TESTO IN ESAME →

★ ★ ★ ★ ★

Articolo aggiornato al: 05/06/18
L’art. 13 del Codice Deontologico degli Psicologi italiani recita:

Nel caso di obbligo di referto o di obbligo di denuncia, lo psicologo limita allo stretto necessario il riferimento di quanto appreso in ragione del proprio rapporto professionale, ai fini della tutela psicologica del soggetto. Negli altri casi, valuta con attenzione la necessità di derogare totalmente o parzialmente alla propria doverosa riservatezza, qualora si prospettino gravi pericoli per la vita o per la salute psicofisica del soggetto e/o di terzi.

Qual è la differenza tra referto e denuncia?
Il referto fa riferimento all’art. 334 c.p.p. (Codice di Procedura Penale):

1. Chi ha l’obbligo del referto [c.p. 365] deve farlo pervenire entro quarantotto ore o, se vi è pericolo nel ritardo, immediatamente al pubblico ministero o a qualsiasi ufficiale di polizia giudiziaria del luogo in cui ha prestato la propria opera o assistenza ovvero, in loro mancanza, all’ufficiale di polizia giudiziaria più vicino.
2. Il referto indica la persona alla quale è stata prestata assistenza e, se è possibile, le sue generalità, il luogo dove si trova attualmente e quanto altro valga a identificarla nonché il luogo, il tempo e le altre circostanze dell’intervento; dà inoltre le notizie che servono a stabilire le circostanze del fatto, i mezzi con i quali è stato commesso e gli effetti che ha causato o può causare.

★ ★ ★ ★ ★

RECORD FORNITI →

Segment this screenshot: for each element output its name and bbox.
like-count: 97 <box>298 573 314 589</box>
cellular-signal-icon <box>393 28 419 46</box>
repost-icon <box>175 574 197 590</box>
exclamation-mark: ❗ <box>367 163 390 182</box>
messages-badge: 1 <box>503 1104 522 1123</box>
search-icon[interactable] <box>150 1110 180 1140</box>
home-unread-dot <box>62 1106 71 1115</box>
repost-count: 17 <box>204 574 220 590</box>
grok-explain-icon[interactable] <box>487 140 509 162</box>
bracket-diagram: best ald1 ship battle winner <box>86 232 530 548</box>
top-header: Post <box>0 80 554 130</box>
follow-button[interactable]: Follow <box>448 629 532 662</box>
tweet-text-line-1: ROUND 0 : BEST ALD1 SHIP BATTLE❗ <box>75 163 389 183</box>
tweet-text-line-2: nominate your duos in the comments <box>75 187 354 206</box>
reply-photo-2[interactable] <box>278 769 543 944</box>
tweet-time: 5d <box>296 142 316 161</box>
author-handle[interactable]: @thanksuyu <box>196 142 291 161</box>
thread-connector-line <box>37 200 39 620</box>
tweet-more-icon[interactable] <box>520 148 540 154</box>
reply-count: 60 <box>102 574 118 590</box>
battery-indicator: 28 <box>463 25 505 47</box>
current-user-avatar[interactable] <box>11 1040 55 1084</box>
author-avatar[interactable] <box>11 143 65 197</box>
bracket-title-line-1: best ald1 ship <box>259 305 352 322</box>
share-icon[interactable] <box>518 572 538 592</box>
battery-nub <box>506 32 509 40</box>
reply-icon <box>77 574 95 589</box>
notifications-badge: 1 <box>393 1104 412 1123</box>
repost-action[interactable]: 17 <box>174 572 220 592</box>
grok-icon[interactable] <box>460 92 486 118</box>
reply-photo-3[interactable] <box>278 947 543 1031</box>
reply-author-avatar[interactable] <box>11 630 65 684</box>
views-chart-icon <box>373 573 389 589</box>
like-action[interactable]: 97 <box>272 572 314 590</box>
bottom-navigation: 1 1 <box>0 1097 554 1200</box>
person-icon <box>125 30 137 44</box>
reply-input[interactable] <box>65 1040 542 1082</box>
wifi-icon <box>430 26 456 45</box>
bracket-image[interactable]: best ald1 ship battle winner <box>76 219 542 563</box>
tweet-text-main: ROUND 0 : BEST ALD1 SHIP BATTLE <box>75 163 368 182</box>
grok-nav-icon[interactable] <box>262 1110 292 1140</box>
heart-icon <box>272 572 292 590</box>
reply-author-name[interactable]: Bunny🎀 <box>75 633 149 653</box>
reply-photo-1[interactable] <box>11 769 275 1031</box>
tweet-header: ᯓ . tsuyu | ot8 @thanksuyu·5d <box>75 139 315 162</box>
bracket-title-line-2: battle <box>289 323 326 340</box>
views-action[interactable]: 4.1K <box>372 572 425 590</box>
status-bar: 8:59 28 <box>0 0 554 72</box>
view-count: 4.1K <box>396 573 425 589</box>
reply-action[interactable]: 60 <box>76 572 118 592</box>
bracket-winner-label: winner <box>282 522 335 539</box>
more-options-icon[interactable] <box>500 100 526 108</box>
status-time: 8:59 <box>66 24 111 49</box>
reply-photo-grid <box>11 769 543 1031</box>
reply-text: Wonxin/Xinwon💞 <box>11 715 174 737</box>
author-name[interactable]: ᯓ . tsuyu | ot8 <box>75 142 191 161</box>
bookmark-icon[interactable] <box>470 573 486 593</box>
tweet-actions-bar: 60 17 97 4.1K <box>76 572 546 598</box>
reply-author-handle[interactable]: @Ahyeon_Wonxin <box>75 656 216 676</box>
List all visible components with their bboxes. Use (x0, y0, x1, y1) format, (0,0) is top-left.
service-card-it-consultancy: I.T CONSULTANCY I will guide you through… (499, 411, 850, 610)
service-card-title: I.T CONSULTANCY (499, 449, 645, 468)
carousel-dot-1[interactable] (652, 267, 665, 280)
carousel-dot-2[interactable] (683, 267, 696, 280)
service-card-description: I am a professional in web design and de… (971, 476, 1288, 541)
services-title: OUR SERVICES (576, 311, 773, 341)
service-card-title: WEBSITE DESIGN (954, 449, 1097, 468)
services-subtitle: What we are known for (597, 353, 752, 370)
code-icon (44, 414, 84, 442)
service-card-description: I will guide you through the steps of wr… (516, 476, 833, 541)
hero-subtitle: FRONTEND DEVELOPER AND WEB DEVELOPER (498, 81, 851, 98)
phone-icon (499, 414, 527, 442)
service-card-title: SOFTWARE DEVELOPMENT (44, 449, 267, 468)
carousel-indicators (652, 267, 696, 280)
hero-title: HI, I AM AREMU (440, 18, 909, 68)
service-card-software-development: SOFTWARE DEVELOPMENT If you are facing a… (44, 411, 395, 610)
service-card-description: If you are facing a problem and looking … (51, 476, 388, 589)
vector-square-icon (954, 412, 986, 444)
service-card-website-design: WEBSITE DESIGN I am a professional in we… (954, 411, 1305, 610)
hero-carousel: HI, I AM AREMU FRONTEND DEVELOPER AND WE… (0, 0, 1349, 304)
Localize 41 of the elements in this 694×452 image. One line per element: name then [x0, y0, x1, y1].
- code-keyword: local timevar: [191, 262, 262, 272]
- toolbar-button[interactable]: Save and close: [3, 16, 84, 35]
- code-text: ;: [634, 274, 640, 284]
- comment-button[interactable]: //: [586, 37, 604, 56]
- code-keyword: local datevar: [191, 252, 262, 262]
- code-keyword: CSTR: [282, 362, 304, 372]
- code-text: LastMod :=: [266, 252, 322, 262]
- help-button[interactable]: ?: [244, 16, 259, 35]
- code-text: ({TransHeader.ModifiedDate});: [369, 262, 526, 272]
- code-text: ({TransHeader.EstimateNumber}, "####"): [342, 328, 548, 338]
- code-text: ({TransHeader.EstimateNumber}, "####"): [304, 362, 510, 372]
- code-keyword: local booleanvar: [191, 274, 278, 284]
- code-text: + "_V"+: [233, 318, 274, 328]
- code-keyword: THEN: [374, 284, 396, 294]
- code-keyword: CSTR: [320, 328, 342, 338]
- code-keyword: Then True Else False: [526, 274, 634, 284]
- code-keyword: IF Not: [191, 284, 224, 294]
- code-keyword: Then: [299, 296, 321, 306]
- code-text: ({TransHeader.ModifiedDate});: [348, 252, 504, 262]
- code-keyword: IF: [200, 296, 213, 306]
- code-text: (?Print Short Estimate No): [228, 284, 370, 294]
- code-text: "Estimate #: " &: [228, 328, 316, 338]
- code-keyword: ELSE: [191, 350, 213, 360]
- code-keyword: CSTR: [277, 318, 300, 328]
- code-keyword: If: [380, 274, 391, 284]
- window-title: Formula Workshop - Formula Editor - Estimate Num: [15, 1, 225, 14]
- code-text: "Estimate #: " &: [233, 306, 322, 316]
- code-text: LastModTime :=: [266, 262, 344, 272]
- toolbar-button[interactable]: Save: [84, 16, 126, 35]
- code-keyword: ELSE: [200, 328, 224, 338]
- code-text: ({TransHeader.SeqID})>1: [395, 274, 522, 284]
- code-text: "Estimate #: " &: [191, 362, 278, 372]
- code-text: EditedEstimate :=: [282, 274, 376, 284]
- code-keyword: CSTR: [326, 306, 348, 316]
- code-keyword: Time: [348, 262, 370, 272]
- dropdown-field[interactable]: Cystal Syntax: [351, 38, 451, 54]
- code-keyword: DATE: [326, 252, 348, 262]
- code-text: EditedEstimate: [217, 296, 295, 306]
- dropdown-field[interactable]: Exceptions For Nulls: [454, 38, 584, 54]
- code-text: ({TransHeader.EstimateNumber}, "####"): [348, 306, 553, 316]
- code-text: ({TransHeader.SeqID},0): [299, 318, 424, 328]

★ ★ ★ ★ ★

DOMANDE →
• 1. Quali articoli di codice cita il testo su referto e denuncia dello psicologo?
• 2. Scrivi il seguito del testo su referto e denuncia dello psicologo, ripartendo dopo la sua ultima frase.
I record provengono da una fonte diversa.

RISPOSTE →
• 1.
- Art. 13 del Codice Deontologico degli Psicologi italiani
- Art. 334 c.p.p. (Codice di Procedura Penale)
- Art. 365 c.p.

• 2.
3. Se più persone hanno prestato la loro assistenza nella medesima occasione, sono tutte obbligate al referto, con facoltà di redigere e sottoscrivere un unico atto.

Mentre l’art. 365 c.p. (Codice Penale) recita:

Chiunque, avendo nell’esercizio di una professione sanitaria prestato la propria assistenza od opera in casi che possono presentare i caratteri di un delitto per il quale si debba procedere d’ufficio, omette o ritarda di riferirne all’Autorità indicata nell’articolo 361, è punito con la multa fino a cinquecentosedici euro.
Questa disposizione non si applica quando il referto esporrebbe la persona assistita a procedimento penale [384].

In pratica, il referto è l’atto compilato da chi esercita una professione sanitaria in cui, appunto, si “referta” un (una ipotesi) reato procedibile d’ufficio nei confronti dell’assistito. Il referto va compilato e inoltrato nelle forme indicate dall’art. 334 c.p.p. Qui un fac-simile del referto psicologico.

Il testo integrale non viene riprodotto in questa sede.